Exercise goal: Restate each entry word for word, leaving nothing out.

── Data provided ──

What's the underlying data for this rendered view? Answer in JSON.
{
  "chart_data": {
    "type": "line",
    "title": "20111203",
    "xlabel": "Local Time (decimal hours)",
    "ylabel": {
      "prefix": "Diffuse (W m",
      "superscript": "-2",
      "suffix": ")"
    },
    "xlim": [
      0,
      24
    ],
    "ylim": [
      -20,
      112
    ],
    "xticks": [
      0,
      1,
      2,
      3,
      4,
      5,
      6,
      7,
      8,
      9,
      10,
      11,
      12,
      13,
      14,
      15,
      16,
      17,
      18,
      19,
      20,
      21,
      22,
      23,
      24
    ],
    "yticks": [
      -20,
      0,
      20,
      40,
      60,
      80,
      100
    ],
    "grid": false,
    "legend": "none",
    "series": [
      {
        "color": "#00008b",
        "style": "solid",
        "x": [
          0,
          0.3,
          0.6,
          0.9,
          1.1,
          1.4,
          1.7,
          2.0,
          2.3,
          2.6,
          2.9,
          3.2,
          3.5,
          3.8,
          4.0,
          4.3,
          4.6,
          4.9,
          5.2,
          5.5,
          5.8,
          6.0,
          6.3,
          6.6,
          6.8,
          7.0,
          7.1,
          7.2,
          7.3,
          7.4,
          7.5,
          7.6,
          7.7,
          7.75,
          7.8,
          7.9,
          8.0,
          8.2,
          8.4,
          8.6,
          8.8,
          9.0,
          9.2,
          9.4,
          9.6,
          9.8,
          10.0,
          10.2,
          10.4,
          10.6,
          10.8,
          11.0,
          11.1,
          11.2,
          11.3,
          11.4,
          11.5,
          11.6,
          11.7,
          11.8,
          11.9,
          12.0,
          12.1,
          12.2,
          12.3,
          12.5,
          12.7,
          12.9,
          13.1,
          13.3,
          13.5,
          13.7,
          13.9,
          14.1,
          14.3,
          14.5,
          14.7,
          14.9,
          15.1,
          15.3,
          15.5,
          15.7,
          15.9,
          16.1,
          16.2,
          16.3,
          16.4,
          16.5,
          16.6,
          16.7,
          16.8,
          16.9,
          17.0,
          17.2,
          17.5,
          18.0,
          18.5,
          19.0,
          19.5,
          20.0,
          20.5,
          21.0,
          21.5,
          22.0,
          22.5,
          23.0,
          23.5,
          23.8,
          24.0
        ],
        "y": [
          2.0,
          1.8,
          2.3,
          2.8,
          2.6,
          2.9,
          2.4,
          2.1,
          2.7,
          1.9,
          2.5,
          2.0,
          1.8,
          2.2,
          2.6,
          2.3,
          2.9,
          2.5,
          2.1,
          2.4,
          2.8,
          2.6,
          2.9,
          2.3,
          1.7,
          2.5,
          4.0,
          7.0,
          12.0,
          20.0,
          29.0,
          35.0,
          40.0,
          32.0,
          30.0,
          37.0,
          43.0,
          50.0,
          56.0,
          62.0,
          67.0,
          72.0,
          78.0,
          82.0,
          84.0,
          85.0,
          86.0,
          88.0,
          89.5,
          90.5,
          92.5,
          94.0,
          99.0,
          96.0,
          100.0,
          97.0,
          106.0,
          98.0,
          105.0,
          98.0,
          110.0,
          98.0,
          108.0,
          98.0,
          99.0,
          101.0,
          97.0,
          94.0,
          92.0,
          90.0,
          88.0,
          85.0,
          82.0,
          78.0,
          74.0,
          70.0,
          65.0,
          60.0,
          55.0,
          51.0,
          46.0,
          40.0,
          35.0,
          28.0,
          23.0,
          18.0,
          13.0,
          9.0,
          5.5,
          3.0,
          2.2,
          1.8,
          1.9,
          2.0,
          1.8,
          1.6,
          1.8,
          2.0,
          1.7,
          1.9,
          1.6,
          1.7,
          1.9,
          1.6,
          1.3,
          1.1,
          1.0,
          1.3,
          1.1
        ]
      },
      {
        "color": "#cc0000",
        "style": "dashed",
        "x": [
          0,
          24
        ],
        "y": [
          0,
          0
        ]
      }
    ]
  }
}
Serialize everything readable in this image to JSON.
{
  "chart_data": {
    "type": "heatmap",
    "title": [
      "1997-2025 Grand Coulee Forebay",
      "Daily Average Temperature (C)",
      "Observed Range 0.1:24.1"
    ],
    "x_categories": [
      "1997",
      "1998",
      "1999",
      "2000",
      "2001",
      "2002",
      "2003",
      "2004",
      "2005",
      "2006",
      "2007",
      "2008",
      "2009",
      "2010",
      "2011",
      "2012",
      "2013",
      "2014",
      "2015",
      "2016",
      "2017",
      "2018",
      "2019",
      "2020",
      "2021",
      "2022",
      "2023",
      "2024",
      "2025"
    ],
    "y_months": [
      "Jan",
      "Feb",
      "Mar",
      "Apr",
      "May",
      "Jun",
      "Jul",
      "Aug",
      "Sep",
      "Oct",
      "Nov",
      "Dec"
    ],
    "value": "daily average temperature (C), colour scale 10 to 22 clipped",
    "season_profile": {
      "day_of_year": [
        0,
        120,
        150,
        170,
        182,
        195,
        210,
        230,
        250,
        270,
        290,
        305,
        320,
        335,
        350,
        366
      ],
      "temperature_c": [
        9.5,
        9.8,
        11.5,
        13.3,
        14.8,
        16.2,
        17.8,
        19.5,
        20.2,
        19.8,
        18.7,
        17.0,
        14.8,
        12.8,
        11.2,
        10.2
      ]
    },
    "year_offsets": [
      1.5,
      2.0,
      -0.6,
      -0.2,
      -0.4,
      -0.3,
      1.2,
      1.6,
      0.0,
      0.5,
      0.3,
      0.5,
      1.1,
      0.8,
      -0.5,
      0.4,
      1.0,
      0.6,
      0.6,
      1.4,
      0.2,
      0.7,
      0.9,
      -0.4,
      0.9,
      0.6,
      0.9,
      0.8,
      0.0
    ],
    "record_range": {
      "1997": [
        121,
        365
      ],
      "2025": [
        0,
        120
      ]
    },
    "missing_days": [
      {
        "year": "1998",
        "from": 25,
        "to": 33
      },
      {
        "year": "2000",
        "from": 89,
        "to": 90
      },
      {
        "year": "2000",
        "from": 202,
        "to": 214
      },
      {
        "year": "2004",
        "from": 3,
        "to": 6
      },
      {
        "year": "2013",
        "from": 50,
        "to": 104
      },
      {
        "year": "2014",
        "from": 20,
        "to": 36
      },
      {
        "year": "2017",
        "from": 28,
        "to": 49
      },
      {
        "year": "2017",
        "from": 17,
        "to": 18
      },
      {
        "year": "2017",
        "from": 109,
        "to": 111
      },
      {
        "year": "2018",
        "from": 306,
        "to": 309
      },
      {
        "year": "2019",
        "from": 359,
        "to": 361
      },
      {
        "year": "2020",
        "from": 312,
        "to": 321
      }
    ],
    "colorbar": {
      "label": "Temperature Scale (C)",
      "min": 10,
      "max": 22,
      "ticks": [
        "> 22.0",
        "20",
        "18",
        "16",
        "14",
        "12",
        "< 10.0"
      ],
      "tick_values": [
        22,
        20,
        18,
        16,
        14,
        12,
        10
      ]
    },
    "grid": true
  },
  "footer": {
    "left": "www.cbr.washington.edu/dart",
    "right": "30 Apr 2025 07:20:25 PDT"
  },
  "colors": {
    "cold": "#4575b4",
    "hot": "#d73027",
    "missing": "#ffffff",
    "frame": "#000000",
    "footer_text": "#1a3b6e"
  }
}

───

Written reply:
What's the underlying data for this rendered view? Answer in JSON.
{
  "chart_data": {
    "type": "line",
    "title": "20111203",
    "xlabel": "Local Time (decimal hours)",
    "ylabel": {
      "prefix": "Diffuse (W m",
      "superscript": "-2",
      "suffix": ")"
    },
    "xlim": [
      0,
      24
    ],
    "ylim": [
      -20,
      112
    ],
    "xticks": [
      0,
      1,
      2,
      3,
      4,
      5,
      6,
      7,
      8,
      9,
      10,
      11,
      12,
      13,
      14,
      15,
      16,
      17,
      18,
      19,
      20,
      21,
      22,
      23,
      24
    ],
    "yticks": [
      -20,
      0,
      20,
      40,
      60,
      80,
      100
    ],
    "grid": false,
    "legend": "none",
    "series": [
      {
        "color": "#00008b",
        "style": "solid",
        "x": [
          0,
          0.3,
          0.6,
          0.9,
          1.1,
          1.4,
          1.7,
          2.0,
          2.3,
          2.6,
          2.9,
          3.2,
          3.5,
          3.8,
          4.0,
          4.3,
          4.6,
          4.9,
          5.2,
          5.5,
          5.8,
          6.0,
          6.3,
          6.6,
          6.8,
          7.0,
          7.1,
          7.2,
          7.3,
          7.4,
          7.5,
          7.6,
          7.7,
          7.75,
          7.8,
          7.9,
          8.0,
          8.2,
          8.4,
          8.6,
          8.8,
          9.0,
          9.2,
          9.4,
          9.6,
          9.8,
          10.0,
          10.2,
          10.4,
          10.6,
          10.8,
          11.0,
          11.1,
          11.2,
          11.3,
          11.4,
          11.5,
          11.6,
          11.7,
          11.8,
          11.9,
          12.0,
          12.1,
          12.2,
          12.3,
          12.5,
          12.7,
          12.9,
          13.1,
          13.3,
          13.5,
          13.7,
          13.9,
          14.1,
          14.3,
          14.5,
          14.7,
          14.9,
          15.1,
          15.3,
          15.5,
          15.7,
          15.9,
          16.1,
          16.2,
          16.3,
          16.4,
          16.5,
          16.6,
          16.7,
          16.8,
          16.9,
          17.0,
          17.2,
          17.5,
          18.0,
          18.5,
          19.0,
          19.5,
          20.0,
          20.5,
          21.0,
          21.5,
          22.0,
          22.5,
          23.0,
          23.5,
          23.8,
          24.0
        ],
        "y": [
          2.0,
          1.8,
          2.3,
          2.8,
          2.6,
          2.9,
          2.4,
          2.1,
          2.7,
          1.9,
          2.5,
          2.0,
          1.8,
          2.2,
          2.6,
          2.3,
          2.9,
          2.5,
          2.1,
          2.4,
          2.8,
          2.6,
          2.9,
          2.3,
          1.7,
          2.5,
          4.0,
          7.0,
          12.0,
          20.0,
          29.0,
          35.0,
          40.0,
          32.0,
          30.0,
          37.0,
          43.0,
          50.0,
          56.0,
          62.0,
          67.0,
          72.0,
          78.0,
          82.0,
          84.0,
          85.0,
          86.0,
          88.0,
          89.5,
          90.5,
          92.5,
          94.0,
          99.0,
          96.0,
          100.0,
          97.0,
          106.0,
          98.0,
          105.0,
          98.0,
          110.0,
          98.0,
          108.0,
          98.0,
          99.0,
          101.0,
          97.0,
          94.0,
          92.0,
          90.0,
          88.0,
          85.0,
          82.0,
          78.0,
          74.0,
          70.0,
          65.0,
          60.0,
          55.0,
          51.0,
          46.0,
          40.0,
          35.0,
          28.0,
          23.0,
          18.0,
          13.0,
          9.0,
          5.5,
          3.0,
          2.2,
          1.8,
          1.9,
          2.0,
          1.8,
          1.6,
          1.8,
          2.0,
          1.7,
          1.9,
          1.6,
          1.7,
          1.9,
          1.6,
          1.3,
          1.1,
          1.0,
          1.3,
          1.1
        ]
      },
      {
        "color": "#cc0000",
        "style": "dashed",
        "x": [
          0,
          24
        ],
        "y": [
          0,
          0
        ]
      }
    ]
  }
}
Serialize everything readable in this image to JSON.
{
  "chart_data": {
    "type": "heatmap",
    "title": [
      "1997-2025 Grand Coulee Forebay",
      "Daily Average Temperature (C)",
      "Observed Range 0.1:24.1"
    ],
    "x_categories": [
      "1997",
      "1998",
      "1999",
      "2000",
      "2001",
      "2002",
      "2003",
      "2004",
      "2005",
      "2006",
      "2007",
      "2008",
      "2009",
      "2010",
      "2011",
      "2012",
      "2013",
      "2014",
      "2015",
      "2016",
      "2017",
      "2018",
      "2019",
      "2020",
      "2021",
      "2022",
      "2023",
      "2024",
      "2025"
    ],
    "y_months": [
      "Jan",
      "Feb",
      "Mar",
      "Apr",
      "May",
      "Jun",
      "Jul",
      "Aug",
      "Sep",
      "Oct",
      "Nov",
      "Dec"
    ],
    "value": "daily average temperature (C), colour scale 10 to 22 clipped",
    "season_profile": {
      "day_of_year": [
        0,
        120,
        150,
        170,
        182,
        195,
        210,
        230,
        250,
        270,
        290,
        305,
        320,
        335,
        350,
        366
      ],
      "temperature_c": [
        9.5,
        9.8,
        11.5,
        13.3,
        14.8,
        16.2,
        17.8,
        19.5,
        20.2,
        19.8,
        18.7,
        17.0,
        14.8,
        12.8,
        11.2,
        10.2
      ]
    },
    "year_offsets": [
      1.5,
      2.0,
      -0.6,
      -0.2,
      -0.4,
      -0.3,
      1.2,
      1.6,
      0.0,
      0.5,
      0.3,
      0.5,
      1.1,
      0.8,
      -0.5,
      0.4,
      1.0,
      0.6,
      0.6,
      1.4,
      0.2,
      0.7,
      0.9,
      -0.4,
      0.9,
      0.6,
      0.9,
      0.8,
      0.0
    ],
    "record_range": {
      "1997": [
        121,
        365
      ],
      "2025": [
        0,
        120
      ]
    },
    "missing_days": [
      {
        "year": "1998",
        "from": 25,
        "to": 33
      },
      {
        "year": "2000",
        "from": 89,
        "to": 90
      },
      {
        "year": "2000",
        "from": 202,
        "to": 214
      },
      {
        "year": "2004",
        "from": 3,
        "to": 6
      },
      {
        "year": "2013",
        "from": 50,
        "to": 104
      },
      {
        "year": "2014",
        "from": 20,
        "to": 36
      },
      {
        "year": "2017",
        "from": 28,
        "to": 49
      },
      {
        "year": "2017",
        "from": 17,
        "to": 18
      },
      {
        "year": "2017",
        "from": 109,
        "to": 111
      },
      {
        "year": "2018",
        "from": 306,
        "to": 309
      },
      {
        "year": "2019",
        "from": 359,
        "to": 361
      },
      {
        "year": "2020",
        "from": 312,
        "to": 321
      }
    ],
    "colorbar": {
      "label": "Temperature Scale (C)",
      "min": 10,
      "max": 22,
      "ticks": [
        "> 22.0",
        "20",
        "18",
        "16",
        "14",
        "12",
        "< 10.0"
      ],
      "tick_values": [
        22,
        20,
        18,
        16,
        14,
        12,
        10
      ]
    },
    "grid": true
  },
  "footer": {
    "left": "www.cbr.washington.edu/dart",
    "right": "30 Apr 2025 07:20:25 PDT"
  },
  "colors": {
    "cold": "#4575b4",
    "hot": "#d73027",
    "missing": "#ffffff",
    "frame": "#000000",
    "footer_text": "#1a3b6e"
  }
}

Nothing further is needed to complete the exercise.